**Instructions to follow:** Set down each line of the data below exactly as it stands, dropping the pictures.

[Stored data entries]
● ● ●

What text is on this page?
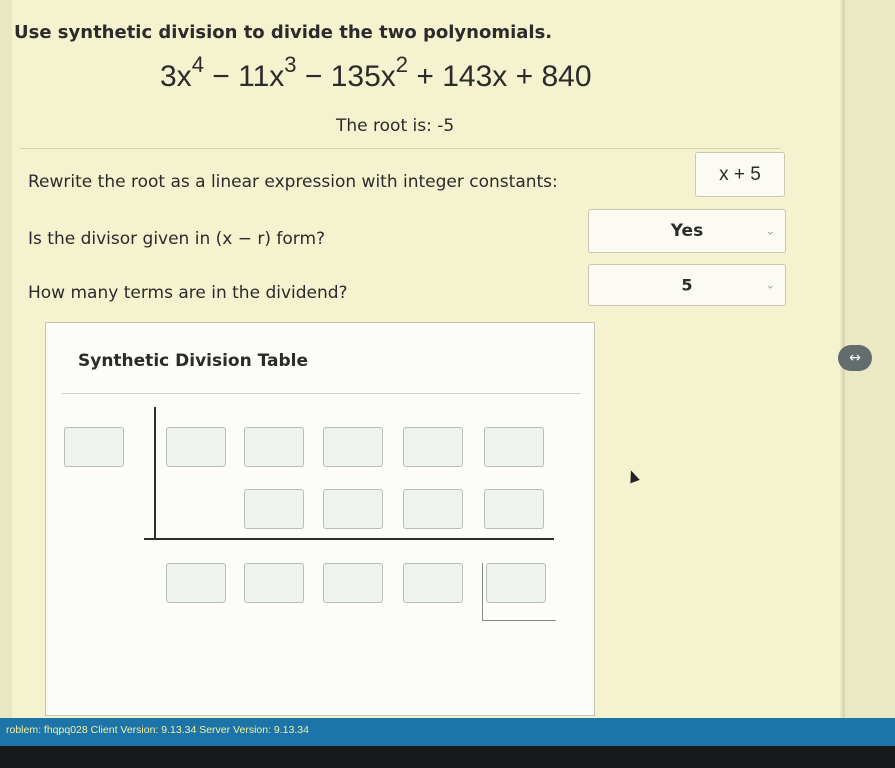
Use synthetic division to divide the two polynomials.
$3x^4 - 11x^3 - 135x^2 + 143x + 840$
The root is: -5
Rewrite the root as a linear expression with integer constants:	x + 5
Is the divisor given in (x − r) form?	Yes	⌄
How many terms are in the dividend?	5	⌄
Synthetic Division Table	↔
roblem: fhqpq028 Client Version: 9.13.34 Server Version: 9.13.34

● ● ●

**Written solution:**
What text is on this page?
Use synthetic division to divide the two polynomials.
$3x^4 - 11x^3 - 135x^2 + 143x + 840$
The root is: -5
Rewrite the root as a linear expression with integer constants:	x + 5
Is the divisor given in (x − r) form?	Yes	⌄
How many terms are in the dividend?	5	⌄
Synthetic Division Table	↔
roblem: fhqpq028 Client Version: 9.13.34 Server Version: 9.13.34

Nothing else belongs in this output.